::: Stored records :::

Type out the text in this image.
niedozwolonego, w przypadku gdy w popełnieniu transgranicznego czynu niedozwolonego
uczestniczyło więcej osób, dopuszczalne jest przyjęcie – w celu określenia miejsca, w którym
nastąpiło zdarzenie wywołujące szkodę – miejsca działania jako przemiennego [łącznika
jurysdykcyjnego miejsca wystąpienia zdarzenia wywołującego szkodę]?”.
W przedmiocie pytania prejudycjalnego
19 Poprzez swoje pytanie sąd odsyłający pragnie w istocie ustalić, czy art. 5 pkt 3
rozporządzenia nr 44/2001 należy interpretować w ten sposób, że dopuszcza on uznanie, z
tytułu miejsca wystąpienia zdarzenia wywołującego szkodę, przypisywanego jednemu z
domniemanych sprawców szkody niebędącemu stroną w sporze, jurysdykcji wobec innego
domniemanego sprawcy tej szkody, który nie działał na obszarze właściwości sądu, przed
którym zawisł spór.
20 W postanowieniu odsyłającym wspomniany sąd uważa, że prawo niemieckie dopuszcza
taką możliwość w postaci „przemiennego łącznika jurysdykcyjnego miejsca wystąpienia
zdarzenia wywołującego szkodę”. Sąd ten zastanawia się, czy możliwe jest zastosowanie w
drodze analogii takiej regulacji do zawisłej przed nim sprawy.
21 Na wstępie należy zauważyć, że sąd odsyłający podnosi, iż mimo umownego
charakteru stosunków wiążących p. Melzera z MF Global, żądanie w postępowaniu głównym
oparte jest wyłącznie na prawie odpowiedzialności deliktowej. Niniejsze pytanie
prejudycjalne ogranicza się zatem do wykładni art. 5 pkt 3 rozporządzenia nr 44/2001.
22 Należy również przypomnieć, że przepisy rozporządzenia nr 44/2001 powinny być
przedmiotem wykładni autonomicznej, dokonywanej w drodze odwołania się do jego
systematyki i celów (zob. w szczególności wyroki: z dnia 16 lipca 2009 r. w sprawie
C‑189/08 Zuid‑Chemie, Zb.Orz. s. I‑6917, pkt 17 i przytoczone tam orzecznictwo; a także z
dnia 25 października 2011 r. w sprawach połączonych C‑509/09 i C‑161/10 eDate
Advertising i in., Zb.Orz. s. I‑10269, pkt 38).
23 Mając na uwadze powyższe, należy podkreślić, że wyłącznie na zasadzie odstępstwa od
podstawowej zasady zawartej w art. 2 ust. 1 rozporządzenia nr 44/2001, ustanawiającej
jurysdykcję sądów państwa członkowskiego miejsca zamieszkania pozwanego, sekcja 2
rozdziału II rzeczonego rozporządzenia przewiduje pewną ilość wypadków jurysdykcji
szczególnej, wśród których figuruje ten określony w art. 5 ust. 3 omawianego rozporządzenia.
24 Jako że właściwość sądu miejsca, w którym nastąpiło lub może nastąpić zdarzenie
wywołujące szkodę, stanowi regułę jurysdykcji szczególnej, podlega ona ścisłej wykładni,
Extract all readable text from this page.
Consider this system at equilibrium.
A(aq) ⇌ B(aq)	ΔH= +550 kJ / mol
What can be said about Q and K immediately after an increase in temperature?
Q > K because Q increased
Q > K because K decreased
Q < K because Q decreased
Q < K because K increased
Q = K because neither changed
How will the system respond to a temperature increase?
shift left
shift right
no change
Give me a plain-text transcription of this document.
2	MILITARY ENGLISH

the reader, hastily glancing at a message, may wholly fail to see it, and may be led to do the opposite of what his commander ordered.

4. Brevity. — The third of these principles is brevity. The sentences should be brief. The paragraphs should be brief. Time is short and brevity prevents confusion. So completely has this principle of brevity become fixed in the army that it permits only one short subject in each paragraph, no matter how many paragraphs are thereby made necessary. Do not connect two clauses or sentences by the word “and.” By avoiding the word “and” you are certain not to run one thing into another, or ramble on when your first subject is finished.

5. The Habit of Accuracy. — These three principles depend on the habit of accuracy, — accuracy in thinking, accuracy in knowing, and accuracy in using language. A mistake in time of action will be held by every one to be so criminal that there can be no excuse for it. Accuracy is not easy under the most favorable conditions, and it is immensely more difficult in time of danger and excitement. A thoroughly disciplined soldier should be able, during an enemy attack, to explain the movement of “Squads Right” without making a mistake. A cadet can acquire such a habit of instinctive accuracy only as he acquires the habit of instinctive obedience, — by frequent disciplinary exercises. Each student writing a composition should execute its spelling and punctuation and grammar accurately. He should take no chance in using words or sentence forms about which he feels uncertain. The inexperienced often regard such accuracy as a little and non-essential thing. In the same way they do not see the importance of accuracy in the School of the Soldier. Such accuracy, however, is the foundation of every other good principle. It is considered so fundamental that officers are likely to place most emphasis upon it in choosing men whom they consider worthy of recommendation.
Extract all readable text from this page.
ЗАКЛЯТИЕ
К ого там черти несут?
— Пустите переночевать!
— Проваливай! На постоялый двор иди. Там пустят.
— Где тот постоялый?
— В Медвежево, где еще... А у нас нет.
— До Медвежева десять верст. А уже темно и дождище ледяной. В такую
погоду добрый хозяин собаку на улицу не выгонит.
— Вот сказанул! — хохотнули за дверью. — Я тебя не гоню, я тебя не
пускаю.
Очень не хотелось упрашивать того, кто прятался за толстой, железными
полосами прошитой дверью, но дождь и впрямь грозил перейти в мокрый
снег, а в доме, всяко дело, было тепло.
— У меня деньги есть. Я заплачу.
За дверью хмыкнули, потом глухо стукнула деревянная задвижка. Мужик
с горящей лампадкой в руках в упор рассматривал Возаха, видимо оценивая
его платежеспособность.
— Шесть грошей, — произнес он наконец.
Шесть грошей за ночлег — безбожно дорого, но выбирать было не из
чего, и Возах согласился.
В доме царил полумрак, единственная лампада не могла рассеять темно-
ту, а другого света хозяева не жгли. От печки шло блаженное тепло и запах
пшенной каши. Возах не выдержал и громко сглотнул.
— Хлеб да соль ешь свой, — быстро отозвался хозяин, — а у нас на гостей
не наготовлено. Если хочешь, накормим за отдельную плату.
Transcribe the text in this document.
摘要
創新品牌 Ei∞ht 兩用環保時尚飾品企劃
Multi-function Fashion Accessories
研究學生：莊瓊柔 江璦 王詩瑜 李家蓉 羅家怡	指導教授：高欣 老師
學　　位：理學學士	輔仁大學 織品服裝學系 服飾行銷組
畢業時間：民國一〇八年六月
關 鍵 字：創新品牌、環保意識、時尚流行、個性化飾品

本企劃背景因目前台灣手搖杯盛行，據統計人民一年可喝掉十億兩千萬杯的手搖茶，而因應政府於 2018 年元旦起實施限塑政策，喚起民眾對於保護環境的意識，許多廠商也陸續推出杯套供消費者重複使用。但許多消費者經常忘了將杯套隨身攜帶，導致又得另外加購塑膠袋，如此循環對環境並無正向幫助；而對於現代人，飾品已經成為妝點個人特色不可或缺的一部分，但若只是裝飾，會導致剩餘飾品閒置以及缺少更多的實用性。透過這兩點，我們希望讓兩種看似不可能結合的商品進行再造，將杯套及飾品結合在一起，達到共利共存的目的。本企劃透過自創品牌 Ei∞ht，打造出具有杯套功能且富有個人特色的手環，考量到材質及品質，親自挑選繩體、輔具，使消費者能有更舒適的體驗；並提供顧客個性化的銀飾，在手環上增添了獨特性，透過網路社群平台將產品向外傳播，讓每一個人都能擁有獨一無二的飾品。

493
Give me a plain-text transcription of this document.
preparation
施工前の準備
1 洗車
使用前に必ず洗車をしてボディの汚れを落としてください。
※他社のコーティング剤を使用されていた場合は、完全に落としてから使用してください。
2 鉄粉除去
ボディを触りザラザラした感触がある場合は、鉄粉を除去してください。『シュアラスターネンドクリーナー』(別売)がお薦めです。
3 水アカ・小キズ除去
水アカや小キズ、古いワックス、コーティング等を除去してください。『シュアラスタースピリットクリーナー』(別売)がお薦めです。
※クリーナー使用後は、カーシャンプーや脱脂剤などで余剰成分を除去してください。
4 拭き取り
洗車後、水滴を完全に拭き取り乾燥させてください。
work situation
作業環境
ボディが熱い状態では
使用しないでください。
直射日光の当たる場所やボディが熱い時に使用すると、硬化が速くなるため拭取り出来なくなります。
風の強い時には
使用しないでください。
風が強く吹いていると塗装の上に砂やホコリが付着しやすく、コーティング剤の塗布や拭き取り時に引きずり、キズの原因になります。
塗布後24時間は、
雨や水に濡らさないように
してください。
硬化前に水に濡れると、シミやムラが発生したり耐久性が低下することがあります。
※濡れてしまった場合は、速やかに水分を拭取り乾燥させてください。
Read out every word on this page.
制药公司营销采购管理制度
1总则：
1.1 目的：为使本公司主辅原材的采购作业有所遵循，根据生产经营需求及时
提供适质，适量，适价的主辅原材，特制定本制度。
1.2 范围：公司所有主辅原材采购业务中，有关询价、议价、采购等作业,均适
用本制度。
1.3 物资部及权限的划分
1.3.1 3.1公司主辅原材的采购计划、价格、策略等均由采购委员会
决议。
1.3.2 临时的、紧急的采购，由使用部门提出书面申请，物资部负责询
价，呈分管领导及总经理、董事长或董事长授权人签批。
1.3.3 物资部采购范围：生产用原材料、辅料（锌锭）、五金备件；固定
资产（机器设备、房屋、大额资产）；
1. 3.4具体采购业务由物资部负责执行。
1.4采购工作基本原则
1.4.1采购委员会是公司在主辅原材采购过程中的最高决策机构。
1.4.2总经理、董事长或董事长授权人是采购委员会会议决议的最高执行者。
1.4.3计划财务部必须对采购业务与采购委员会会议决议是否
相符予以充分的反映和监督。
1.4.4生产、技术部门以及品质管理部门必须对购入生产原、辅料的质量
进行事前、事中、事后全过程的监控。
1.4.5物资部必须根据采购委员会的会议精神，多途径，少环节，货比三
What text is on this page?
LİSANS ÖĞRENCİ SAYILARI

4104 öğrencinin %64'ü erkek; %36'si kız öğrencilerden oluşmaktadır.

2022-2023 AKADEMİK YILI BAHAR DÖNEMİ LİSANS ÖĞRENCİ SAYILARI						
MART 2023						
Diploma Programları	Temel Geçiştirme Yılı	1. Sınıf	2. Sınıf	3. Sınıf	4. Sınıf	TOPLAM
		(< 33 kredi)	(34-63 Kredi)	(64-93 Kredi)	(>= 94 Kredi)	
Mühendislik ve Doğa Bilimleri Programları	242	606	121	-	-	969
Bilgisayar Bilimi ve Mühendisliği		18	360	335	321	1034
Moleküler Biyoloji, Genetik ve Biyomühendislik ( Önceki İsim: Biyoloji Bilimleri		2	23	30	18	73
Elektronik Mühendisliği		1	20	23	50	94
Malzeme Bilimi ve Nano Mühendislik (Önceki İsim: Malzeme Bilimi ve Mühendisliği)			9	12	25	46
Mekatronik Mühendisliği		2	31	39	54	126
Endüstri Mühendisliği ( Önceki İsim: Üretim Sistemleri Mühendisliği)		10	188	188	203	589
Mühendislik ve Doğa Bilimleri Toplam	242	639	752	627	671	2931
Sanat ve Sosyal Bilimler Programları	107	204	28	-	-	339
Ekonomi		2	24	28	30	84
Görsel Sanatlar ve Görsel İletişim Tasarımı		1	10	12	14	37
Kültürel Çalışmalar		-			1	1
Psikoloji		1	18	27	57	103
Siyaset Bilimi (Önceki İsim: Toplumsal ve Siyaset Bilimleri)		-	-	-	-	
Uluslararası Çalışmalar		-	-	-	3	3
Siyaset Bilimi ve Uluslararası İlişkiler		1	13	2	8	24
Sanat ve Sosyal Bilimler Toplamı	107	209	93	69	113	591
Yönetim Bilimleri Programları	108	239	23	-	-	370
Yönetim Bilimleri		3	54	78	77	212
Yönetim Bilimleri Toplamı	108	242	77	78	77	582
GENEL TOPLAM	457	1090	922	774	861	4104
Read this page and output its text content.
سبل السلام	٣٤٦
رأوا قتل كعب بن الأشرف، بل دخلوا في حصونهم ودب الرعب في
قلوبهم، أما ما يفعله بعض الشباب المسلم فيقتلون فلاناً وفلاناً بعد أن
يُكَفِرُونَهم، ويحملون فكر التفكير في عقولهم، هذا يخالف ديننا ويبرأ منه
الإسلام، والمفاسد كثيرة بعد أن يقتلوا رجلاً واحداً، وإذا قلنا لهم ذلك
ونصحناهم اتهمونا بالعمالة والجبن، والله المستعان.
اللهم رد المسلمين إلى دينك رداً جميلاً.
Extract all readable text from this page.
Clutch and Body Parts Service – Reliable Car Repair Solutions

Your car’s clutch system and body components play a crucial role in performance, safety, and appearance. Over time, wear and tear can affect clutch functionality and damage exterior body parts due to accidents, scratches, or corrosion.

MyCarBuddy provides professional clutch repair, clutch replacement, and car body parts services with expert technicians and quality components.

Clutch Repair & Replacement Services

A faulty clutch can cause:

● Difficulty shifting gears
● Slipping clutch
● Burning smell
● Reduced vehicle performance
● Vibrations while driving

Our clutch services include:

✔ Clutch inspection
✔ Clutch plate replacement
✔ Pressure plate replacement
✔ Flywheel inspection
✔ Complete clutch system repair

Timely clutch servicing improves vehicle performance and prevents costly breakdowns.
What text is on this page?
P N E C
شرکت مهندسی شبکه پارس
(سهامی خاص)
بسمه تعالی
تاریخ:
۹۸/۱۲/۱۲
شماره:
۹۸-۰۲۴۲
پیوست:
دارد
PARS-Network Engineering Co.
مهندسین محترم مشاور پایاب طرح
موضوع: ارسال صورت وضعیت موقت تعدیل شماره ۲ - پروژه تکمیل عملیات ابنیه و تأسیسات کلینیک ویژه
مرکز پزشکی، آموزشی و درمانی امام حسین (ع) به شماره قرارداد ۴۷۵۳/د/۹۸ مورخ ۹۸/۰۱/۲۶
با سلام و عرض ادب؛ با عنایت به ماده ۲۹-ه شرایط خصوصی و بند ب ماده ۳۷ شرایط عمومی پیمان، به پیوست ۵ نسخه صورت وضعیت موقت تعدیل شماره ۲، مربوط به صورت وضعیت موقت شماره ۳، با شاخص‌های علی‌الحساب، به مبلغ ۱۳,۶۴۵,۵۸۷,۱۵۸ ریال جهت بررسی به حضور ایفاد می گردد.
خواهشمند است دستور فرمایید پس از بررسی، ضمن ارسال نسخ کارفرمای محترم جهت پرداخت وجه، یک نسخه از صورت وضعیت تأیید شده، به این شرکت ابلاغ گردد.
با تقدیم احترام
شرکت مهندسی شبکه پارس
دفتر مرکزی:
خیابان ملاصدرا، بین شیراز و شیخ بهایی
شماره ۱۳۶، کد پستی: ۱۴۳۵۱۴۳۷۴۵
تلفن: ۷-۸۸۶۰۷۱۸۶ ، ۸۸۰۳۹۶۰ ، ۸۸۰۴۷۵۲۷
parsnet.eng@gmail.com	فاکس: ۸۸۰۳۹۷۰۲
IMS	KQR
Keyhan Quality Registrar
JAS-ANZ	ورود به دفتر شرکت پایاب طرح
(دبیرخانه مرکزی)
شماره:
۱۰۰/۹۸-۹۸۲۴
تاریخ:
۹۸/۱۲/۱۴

:::

## Problem description:
Search the records above for the string "components". Copy every line that contains it.

## Solution to this problem:
Your car’s clutch system and body components play a crucial role in performance, safety, and appearance. Over time, wear and tear can affect clutch functionality and damage exterior body parts due to accidents, scratches, or corrosion.
MyCarBuddy provides professional clutch repair, clutch replacement, and car body parts services with expert technicians and quality components.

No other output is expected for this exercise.